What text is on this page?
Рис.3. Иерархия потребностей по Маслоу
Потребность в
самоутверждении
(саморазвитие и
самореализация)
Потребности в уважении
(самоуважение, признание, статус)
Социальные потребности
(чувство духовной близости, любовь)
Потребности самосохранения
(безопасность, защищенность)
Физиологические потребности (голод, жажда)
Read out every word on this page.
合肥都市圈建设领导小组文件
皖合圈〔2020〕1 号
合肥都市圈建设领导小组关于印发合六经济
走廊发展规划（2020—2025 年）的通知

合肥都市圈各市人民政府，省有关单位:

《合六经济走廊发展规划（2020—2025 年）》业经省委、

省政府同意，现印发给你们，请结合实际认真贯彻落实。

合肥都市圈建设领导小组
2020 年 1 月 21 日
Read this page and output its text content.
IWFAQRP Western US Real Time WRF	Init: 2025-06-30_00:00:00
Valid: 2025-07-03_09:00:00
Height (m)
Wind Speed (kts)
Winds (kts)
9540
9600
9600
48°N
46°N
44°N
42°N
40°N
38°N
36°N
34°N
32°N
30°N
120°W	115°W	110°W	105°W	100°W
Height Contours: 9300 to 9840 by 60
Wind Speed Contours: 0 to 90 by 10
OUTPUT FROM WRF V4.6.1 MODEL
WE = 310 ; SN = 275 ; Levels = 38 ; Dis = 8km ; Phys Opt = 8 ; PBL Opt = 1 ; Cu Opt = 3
########
WHAT YOU NEED TO DO -> Pull every line containing the word "Speed" out of the material and copy it.

EXERCISE RESPONSE ->
Wind Speed (kts)
Wind Speed Contours: 0 to 90 by 10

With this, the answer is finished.